Lines that hold the word "bottom" should be located and copied.

Data extracted from a collection
::::::::::
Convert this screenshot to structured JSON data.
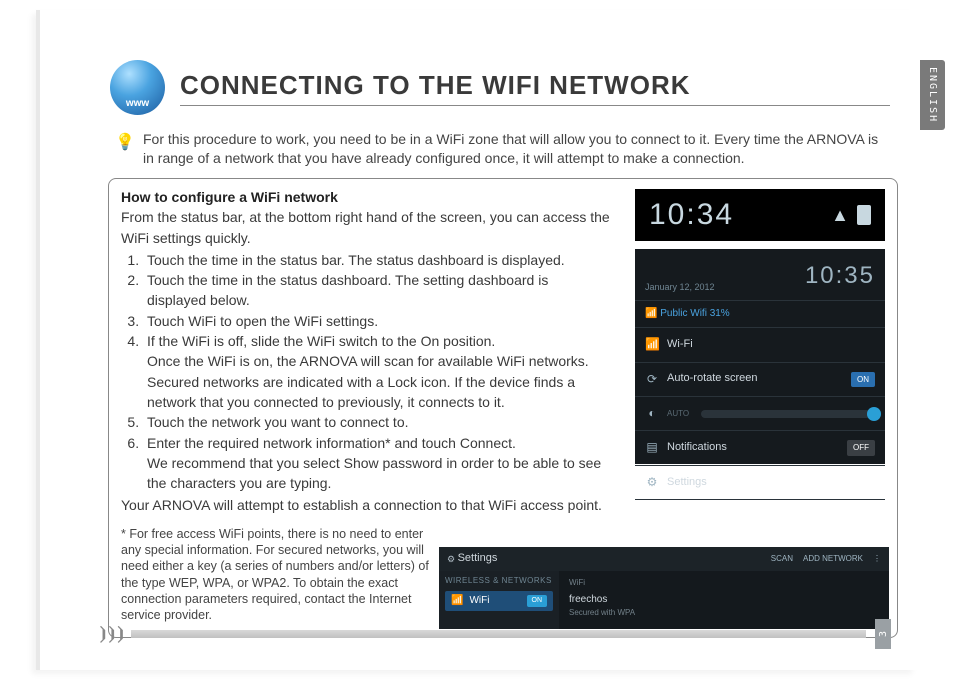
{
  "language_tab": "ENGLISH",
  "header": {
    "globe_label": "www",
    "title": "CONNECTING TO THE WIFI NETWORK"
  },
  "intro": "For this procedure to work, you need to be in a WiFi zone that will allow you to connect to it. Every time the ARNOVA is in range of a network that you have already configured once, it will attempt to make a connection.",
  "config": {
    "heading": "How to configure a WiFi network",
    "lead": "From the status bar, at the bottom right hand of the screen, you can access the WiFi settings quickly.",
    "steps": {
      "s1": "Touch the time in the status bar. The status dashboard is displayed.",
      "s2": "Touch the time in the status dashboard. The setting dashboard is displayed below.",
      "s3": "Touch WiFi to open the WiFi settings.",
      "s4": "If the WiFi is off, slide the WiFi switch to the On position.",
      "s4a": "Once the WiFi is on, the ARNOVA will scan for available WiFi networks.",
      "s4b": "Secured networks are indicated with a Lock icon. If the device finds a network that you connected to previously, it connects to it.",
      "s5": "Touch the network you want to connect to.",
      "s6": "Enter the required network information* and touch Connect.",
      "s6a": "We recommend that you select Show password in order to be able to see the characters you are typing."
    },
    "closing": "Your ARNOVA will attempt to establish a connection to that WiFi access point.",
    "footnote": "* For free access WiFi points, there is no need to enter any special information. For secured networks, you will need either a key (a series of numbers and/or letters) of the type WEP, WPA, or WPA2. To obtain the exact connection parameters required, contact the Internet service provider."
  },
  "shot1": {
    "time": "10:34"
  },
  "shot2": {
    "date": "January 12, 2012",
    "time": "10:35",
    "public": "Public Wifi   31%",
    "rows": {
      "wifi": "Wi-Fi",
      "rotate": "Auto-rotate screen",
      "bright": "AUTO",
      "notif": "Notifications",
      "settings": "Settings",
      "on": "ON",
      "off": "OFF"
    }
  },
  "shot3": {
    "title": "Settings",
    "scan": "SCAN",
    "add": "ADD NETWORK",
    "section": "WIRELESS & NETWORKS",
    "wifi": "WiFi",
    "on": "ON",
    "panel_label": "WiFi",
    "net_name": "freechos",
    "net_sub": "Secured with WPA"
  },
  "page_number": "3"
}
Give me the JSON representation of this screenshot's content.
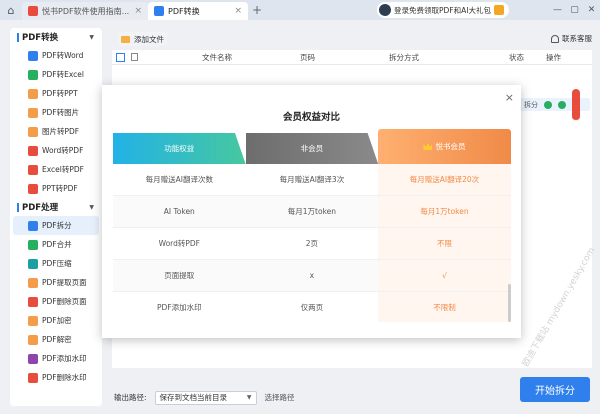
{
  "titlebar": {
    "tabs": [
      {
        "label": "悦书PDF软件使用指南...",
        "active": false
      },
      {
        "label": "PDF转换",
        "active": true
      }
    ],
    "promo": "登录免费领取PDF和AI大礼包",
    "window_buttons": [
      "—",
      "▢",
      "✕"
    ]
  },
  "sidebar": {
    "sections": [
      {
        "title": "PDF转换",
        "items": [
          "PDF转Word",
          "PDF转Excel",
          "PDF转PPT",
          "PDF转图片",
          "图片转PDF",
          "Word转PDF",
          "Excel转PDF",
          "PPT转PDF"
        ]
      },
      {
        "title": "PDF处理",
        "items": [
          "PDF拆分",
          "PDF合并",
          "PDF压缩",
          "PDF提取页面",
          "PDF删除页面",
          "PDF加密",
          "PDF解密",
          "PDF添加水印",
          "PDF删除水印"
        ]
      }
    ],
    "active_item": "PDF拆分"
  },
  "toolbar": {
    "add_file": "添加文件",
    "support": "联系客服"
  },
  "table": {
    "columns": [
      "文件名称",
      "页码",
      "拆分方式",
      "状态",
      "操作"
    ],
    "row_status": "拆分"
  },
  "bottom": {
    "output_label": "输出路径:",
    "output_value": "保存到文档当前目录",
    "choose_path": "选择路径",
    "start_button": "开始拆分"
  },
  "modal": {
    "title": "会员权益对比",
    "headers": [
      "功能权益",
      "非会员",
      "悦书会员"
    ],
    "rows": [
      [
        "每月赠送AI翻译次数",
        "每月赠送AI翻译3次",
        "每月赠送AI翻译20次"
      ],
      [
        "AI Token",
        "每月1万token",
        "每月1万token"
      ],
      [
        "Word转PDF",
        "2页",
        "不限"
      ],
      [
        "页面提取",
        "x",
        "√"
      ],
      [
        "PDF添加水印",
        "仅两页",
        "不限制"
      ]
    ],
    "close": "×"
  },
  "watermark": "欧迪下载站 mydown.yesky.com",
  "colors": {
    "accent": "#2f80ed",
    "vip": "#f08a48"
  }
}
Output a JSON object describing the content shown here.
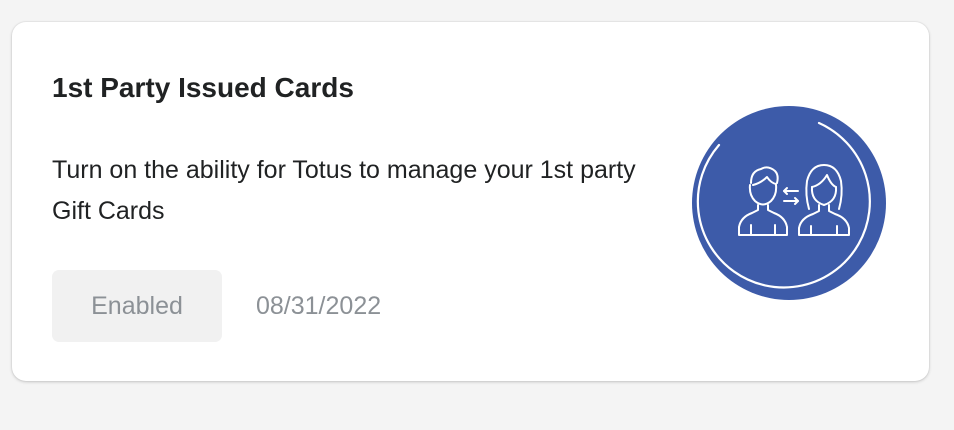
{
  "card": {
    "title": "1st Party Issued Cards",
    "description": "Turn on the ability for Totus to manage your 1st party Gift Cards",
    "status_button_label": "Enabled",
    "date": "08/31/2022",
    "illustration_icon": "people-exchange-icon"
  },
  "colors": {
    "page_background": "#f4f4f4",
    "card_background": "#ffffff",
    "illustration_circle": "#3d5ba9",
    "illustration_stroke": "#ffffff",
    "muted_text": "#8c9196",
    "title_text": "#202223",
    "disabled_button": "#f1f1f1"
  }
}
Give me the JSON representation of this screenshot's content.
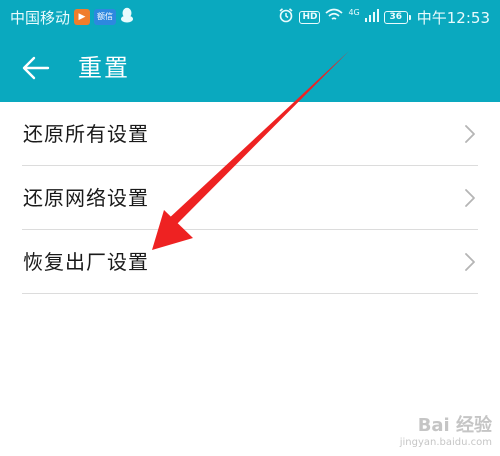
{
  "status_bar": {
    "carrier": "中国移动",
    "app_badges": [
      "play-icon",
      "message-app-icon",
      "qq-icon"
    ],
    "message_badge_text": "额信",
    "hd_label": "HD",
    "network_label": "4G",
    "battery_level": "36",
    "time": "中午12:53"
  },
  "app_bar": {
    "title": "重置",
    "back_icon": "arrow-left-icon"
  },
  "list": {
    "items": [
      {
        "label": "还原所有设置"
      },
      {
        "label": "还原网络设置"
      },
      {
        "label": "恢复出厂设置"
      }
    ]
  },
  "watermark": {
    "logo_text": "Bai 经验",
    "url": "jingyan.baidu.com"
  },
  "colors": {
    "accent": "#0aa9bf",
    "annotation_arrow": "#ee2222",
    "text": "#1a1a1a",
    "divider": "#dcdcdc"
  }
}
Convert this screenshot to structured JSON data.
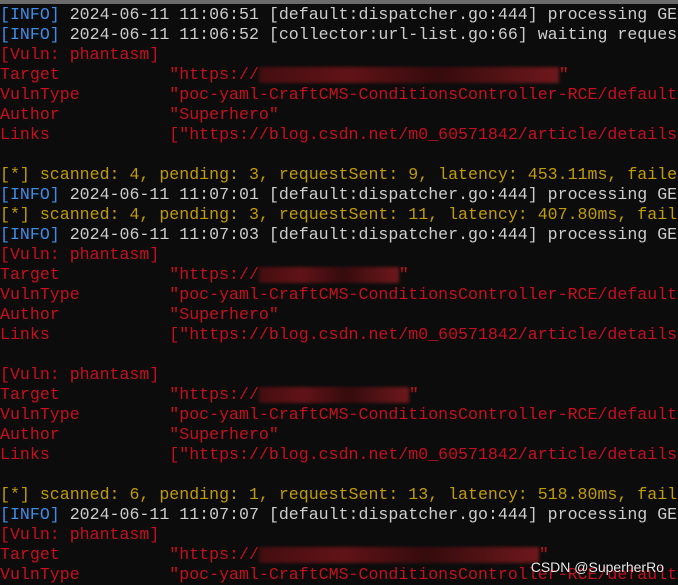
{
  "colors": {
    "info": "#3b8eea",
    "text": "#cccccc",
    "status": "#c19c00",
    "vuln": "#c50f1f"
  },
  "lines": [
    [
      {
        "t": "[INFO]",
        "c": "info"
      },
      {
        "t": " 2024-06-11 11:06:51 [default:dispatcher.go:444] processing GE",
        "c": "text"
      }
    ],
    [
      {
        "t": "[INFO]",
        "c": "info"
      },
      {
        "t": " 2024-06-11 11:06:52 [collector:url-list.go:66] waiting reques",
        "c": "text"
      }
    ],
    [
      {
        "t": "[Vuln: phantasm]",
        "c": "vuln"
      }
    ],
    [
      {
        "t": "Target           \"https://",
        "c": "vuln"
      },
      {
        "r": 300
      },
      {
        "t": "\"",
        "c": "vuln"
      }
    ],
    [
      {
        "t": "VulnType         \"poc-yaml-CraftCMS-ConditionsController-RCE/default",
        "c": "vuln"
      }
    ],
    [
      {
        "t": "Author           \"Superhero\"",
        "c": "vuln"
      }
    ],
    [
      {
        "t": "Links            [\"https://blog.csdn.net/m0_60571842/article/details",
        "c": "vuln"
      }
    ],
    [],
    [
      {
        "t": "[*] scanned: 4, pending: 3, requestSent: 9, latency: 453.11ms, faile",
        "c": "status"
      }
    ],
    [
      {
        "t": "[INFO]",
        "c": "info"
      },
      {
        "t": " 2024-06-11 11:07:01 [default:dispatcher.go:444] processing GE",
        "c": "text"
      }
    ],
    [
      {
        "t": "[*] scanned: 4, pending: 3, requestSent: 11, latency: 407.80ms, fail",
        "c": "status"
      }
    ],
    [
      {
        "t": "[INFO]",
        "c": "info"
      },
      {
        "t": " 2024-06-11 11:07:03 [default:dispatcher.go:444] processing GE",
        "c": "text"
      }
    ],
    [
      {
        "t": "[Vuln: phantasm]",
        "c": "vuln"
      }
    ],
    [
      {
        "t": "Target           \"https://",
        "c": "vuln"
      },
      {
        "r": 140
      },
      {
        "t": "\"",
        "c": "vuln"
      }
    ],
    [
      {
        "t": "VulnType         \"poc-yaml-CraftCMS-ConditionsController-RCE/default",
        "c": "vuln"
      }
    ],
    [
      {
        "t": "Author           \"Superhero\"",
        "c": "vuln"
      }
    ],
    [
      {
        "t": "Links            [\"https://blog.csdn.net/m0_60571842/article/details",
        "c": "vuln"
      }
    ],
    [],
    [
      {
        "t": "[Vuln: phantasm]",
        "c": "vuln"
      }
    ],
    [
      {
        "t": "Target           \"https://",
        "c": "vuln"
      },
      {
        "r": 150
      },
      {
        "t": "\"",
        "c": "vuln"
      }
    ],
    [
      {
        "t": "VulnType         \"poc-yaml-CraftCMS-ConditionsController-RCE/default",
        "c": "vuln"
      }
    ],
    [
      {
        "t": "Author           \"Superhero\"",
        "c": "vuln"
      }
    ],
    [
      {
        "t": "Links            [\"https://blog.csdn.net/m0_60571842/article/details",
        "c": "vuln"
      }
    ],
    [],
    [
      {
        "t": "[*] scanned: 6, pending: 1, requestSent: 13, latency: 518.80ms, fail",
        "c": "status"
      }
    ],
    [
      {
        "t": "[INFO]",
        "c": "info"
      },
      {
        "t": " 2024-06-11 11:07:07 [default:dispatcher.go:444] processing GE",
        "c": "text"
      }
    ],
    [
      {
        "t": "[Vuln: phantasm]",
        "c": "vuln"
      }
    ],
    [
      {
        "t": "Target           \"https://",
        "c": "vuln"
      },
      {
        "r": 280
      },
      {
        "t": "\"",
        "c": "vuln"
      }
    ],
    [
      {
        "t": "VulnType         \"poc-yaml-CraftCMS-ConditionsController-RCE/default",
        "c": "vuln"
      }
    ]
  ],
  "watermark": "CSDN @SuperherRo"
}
::::::::::
FULL RESPONSE -
    "lead": "From the status bar, at the bottom right hand of the screen, you can access the WiFi settings quickly.",
  "bottom": {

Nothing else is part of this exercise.